GIVEN EXERCISE: Gather every line holding the string "from".

— START DATA SUPPLIED —

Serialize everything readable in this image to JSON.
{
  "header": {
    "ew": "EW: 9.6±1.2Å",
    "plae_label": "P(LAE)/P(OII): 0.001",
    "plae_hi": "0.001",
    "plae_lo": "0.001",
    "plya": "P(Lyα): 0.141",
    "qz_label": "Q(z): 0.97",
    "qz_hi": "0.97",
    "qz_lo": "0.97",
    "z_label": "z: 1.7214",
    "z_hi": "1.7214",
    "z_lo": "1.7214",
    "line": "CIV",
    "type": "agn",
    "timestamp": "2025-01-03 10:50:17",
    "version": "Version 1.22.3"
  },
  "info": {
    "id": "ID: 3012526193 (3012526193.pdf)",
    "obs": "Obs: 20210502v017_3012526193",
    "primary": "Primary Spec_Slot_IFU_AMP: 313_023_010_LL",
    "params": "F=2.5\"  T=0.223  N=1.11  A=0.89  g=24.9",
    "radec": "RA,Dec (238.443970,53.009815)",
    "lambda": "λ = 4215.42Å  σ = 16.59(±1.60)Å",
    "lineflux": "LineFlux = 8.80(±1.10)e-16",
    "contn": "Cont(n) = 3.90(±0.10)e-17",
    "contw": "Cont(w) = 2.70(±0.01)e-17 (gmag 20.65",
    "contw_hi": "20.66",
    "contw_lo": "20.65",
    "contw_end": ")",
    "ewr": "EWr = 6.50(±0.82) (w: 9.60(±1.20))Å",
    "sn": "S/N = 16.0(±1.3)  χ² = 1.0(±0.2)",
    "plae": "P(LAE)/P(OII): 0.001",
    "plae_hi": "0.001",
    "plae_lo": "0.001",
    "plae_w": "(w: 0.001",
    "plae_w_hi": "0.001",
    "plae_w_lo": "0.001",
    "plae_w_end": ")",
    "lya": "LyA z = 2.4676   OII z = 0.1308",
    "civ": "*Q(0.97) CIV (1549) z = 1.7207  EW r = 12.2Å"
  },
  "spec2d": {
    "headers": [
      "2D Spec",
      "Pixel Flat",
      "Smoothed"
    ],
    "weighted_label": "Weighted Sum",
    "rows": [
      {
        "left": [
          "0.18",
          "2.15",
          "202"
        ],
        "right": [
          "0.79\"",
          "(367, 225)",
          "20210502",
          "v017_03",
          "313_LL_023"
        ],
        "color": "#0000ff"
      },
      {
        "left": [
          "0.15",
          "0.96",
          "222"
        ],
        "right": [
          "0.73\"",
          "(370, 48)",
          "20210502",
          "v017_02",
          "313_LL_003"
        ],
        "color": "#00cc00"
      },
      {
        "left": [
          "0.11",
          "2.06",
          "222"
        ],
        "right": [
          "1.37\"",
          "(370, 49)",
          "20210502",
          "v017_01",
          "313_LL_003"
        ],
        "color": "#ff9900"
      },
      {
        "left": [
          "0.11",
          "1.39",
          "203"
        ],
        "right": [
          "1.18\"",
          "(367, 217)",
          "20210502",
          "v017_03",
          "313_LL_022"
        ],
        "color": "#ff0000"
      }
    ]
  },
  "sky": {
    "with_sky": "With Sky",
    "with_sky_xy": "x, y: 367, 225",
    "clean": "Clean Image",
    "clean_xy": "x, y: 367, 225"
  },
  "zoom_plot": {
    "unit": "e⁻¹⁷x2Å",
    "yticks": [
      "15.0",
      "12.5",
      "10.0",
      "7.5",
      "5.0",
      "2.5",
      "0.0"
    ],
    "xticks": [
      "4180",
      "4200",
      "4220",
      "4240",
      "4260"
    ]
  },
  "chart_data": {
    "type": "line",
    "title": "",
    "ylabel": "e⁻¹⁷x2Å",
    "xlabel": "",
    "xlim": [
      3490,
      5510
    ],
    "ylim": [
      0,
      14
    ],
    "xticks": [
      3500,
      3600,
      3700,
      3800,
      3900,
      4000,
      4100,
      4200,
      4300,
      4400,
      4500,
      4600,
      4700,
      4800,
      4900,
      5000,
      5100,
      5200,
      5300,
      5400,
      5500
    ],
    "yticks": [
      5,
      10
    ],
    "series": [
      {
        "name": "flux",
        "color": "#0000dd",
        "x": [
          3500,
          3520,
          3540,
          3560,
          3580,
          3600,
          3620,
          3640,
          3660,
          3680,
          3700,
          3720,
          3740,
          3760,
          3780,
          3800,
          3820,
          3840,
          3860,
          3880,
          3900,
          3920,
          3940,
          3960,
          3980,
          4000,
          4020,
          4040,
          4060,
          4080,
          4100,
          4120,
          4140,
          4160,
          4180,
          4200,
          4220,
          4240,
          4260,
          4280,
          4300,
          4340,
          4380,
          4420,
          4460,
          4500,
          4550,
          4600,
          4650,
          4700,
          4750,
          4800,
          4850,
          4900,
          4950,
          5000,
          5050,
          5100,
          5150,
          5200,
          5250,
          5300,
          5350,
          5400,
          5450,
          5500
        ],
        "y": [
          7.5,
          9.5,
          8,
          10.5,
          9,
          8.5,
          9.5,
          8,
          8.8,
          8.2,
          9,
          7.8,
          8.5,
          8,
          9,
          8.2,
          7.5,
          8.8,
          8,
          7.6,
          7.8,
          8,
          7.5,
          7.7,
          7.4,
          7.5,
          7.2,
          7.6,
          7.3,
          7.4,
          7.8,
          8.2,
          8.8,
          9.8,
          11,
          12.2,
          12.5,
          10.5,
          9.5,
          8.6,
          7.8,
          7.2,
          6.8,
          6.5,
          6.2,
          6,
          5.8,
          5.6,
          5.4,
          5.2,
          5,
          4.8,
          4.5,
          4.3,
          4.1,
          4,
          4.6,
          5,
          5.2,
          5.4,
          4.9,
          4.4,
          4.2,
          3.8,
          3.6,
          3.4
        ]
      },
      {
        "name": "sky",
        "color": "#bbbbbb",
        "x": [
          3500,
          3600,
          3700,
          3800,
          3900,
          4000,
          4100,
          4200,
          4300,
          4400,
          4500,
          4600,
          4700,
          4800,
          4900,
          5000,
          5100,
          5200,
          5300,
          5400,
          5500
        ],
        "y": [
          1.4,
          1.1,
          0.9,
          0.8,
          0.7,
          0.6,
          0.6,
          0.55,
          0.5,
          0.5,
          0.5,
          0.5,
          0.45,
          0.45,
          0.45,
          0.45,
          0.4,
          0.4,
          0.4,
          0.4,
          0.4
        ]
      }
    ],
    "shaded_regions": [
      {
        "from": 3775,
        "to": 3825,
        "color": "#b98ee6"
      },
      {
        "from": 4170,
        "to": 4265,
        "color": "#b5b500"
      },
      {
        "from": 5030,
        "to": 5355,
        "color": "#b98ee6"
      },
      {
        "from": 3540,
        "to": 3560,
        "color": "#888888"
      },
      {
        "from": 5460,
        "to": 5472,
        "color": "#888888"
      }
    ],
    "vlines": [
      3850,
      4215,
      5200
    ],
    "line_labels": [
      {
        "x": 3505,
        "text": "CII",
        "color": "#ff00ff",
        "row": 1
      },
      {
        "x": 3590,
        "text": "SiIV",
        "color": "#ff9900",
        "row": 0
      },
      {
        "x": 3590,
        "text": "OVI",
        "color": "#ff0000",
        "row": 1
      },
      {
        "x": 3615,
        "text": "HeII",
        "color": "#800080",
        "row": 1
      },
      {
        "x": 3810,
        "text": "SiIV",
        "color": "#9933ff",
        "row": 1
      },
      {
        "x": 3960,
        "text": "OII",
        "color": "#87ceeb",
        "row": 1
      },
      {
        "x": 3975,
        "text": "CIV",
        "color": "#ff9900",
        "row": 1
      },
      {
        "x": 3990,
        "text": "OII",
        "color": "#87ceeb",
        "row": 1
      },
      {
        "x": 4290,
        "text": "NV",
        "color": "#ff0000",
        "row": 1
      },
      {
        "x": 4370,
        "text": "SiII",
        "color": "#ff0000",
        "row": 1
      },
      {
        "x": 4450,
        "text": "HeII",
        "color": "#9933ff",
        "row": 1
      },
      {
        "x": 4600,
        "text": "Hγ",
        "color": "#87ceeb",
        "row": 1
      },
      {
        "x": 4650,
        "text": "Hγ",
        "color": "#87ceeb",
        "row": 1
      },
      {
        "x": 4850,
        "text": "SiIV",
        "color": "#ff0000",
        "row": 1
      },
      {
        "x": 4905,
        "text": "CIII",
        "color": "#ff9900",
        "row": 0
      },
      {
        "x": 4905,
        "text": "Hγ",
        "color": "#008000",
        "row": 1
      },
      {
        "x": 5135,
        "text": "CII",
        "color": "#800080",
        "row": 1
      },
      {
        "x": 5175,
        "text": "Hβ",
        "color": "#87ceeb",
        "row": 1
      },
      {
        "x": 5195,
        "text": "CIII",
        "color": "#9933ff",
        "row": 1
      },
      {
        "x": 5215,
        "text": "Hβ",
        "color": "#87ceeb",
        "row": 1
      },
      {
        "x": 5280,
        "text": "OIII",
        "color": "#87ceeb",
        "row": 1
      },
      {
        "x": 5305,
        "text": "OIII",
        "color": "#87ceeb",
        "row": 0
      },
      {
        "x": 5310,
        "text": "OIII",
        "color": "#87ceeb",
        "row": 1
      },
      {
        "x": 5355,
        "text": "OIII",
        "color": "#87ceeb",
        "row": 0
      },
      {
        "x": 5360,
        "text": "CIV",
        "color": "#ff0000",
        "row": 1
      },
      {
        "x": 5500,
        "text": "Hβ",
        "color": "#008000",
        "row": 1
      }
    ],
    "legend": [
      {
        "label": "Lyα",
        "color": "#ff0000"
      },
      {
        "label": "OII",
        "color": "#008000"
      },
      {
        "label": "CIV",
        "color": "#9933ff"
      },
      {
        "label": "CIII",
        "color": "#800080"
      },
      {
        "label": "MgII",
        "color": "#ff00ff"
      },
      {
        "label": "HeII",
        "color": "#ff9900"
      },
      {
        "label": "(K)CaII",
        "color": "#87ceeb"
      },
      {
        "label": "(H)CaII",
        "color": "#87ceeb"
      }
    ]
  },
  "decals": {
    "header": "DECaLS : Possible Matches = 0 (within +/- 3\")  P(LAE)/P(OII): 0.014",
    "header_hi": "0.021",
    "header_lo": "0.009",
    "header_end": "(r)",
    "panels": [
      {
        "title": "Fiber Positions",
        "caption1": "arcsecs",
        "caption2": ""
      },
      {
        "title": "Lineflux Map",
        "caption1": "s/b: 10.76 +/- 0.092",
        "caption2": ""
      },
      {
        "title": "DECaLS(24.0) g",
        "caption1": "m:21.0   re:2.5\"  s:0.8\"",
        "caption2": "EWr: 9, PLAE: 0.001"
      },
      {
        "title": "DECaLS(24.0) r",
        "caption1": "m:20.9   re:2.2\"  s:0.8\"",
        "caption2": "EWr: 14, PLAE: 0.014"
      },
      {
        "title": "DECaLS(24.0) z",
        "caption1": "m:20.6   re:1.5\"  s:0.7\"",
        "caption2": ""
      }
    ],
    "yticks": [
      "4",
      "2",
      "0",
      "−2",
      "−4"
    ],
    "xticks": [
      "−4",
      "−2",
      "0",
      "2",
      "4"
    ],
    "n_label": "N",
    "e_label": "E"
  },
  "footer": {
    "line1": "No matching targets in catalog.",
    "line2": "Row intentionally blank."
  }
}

— END DATA SUPPLIED —

OUTPUT BELOW:
        "from": 3775,
        "from": 4170,
        "from": 5030,
        "from": 3540,
        "from": 5460,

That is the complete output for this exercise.